- **Some records**:
begin

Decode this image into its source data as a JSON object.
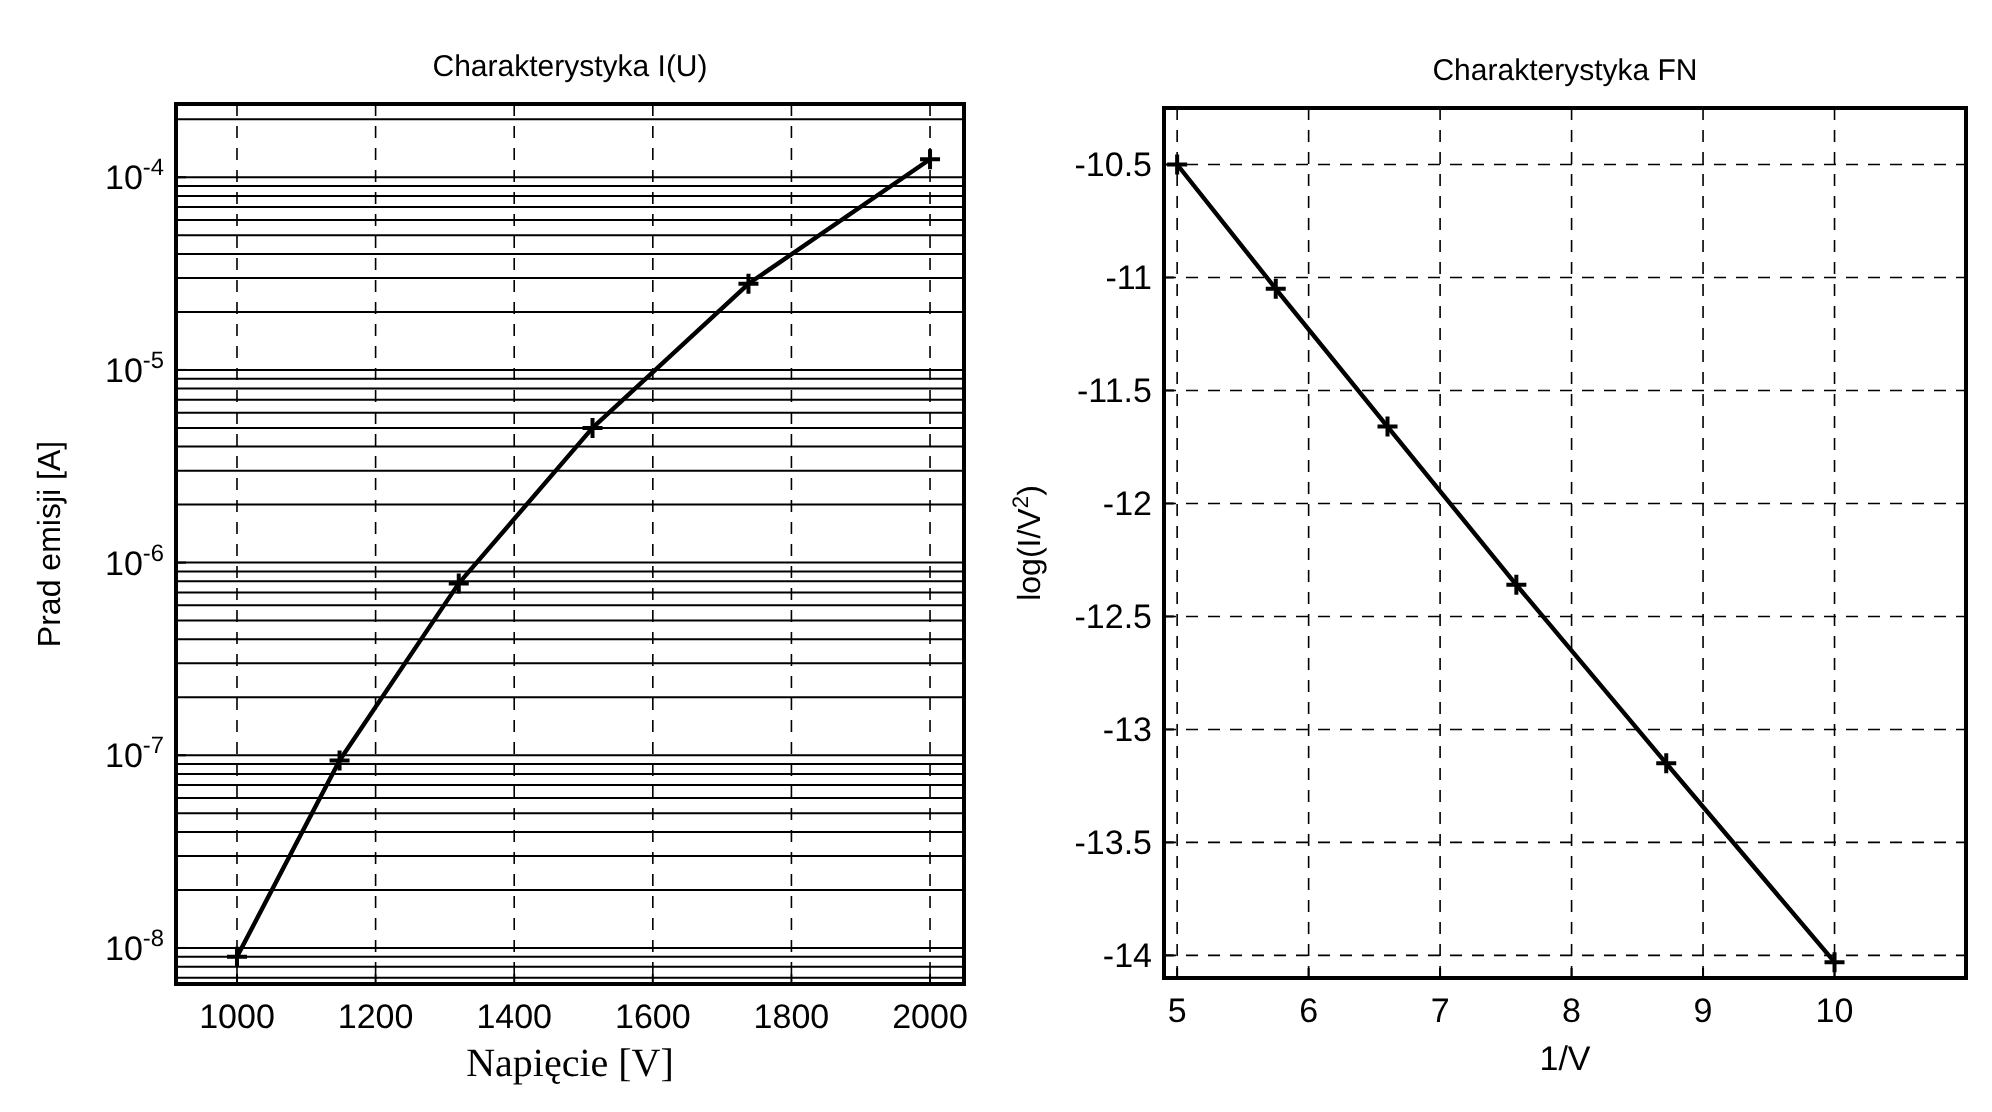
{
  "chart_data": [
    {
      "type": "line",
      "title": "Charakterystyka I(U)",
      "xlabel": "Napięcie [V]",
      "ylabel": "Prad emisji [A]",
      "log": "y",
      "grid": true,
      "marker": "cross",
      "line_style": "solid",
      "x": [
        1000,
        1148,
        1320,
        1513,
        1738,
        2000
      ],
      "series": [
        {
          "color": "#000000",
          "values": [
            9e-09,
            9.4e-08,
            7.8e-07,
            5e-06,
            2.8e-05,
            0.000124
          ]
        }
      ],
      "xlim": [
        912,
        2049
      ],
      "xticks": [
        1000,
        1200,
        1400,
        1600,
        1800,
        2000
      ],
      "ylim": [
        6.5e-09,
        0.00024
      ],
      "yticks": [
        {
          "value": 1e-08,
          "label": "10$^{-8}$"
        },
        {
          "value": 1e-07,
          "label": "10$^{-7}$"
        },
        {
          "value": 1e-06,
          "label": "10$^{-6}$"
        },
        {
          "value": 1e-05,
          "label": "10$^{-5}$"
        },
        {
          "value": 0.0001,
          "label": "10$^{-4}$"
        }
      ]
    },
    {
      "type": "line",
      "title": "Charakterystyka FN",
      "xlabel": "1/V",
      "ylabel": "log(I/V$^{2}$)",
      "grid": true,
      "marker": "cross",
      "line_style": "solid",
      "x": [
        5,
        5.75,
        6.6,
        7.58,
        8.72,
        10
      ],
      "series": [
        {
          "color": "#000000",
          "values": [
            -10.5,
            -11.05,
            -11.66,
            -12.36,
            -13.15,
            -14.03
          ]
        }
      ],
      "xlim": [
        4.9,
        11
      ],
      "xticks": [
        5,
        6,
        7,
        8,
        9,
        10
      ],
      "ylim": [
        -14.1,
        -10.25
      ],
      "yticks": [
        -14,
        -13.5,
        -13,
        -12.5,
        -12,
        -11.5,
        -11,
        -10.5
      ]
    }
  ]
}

end
begin

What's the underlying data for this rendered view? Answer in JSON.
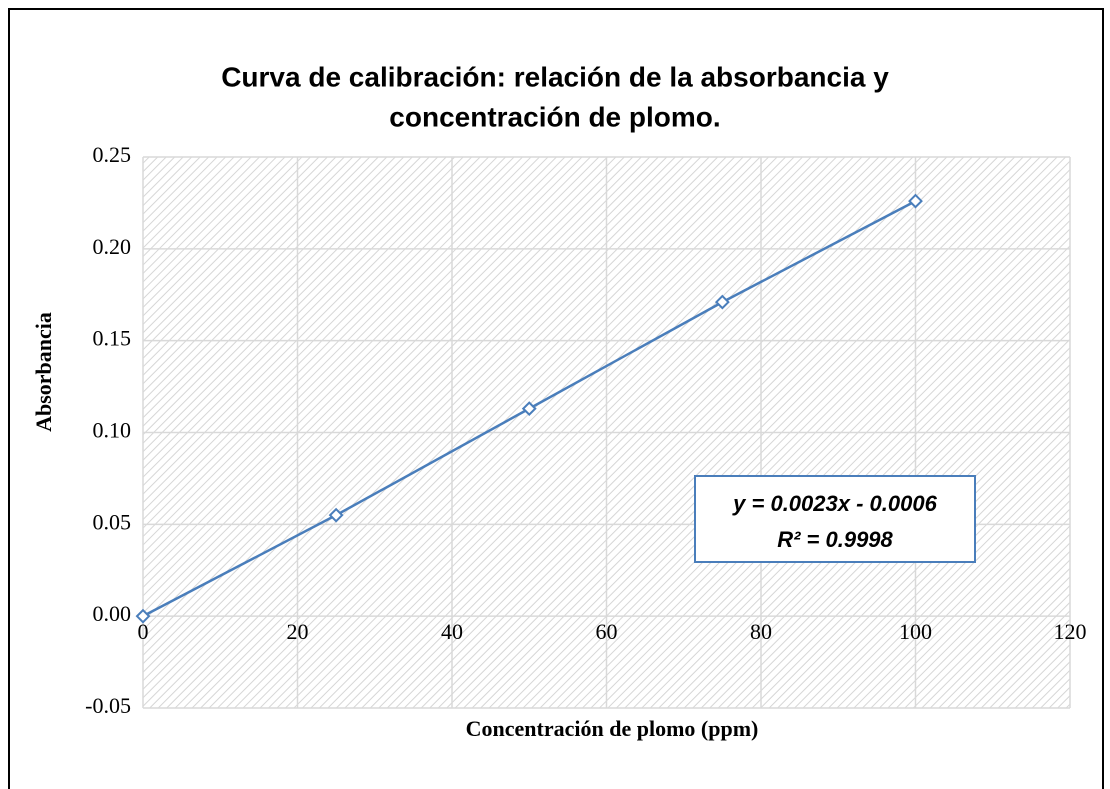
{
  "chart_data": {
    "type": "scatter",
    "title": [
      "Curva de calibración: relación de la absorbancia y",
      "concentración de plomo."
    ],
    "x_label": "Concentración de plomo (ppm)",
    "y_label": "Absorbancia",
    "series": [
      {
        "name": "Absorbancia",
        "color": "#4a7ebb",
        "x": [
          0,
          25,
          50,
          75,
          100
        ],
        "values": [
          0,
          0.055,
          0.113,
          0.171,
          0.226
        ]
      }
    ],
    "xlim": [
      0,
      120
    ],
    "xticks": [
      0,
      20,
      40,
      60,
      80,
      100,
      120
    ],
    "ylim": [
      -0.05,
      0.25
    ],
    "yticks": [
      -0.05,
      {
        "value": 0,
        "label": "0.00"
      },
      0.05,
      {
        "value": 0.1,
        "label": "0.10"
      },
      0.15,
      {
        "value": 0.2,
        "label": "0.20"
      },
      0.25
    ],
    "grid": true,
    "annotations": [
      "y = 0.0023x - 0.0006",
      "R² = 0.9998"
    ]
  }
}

end

Of the lines above, how many include the word "plomo"? Reply with the number alone.

2